**WHAT IS EXPECTED**.
Write the material out again in full, exactly.

Some records
+++++
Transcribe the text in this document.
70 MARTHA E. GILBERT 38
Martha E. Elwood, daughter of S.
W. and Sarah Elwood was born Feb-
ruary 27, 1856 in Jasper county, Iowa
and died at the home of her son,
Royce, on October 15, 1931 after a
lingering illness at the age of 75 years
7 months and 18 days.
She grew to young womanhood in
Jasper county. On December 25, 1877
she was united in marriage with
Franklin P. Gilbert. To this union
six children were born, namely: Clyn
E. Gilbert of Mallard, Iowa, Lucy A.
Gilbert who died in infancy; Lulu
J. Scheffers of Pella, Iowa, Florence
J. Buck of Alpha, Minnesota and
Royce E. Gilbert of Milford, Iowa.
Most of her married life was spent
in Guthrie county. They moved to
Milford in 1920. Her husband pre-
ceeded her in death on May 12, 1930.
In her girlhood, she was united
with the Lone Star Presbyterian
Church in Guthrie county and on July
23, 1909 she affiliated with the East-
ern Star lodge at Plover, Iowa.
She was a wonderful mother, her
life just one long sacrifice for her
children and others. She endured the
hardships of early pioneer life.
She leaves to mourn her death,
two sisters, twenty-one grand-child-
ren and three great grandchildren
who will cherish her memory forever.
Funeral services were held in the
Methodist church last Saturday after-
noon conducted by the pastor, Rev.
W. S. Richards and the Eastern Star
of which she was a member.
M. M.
+++++
**OUTPUT OF THE TASK**.
Transcribe the text in this document.
70 MARTHA E. GILBERT 38
Martha E. Elwood, daughter of S.
W. and Sarah Elwood was born Feb-
ruary 27, 1856 in Jasper county, Iowa
and died at the home of her son,
Royce, on October 15, 1931 after a
lingering illness at the age of 75 years
7 months and 18 days.
She grew to young womanhood in
Jasper county. On December 25, 1877
she was united in marriage with
Franklin P. Gilbert. To this union
six children were born, namely: Clyn
E. Gilbert of Mallard, Iowa, Lucy A.
Gilbert who died in infancy; Lulu
J. Scheffers of Pella, Iowa, Florence
J. Buck of Alpha, Minnesota and
Royce E. Gilbert of Milford, Iowa.
Most of her married life was spent
in Guthrie county. They moved to
Milford in 1920. Her husband pre-
ceeded her in death on May 12, 1930.
In her girlhood, she was united
with the Lone Star Presbyterian
Church in Guthrie county and on July
23, 1909 she affiliated with the East-
ern Star lodge at Plover, Iowa.
She was a wonderful mother, her
life just one long sacrifice for her
children and others. She endured the
hardships of early pioneer life.
She leaves to mourn her death,
two sisters, twenty-one grand-child-
ren and three great grandchildren
who will cherish her memory forever.
Funeral services were held in the
Methodist church last Saturday after-
noon conducted by the pastor, Rev.
W. S. Richards and the Eastern Star
of which she was a member.
M. M.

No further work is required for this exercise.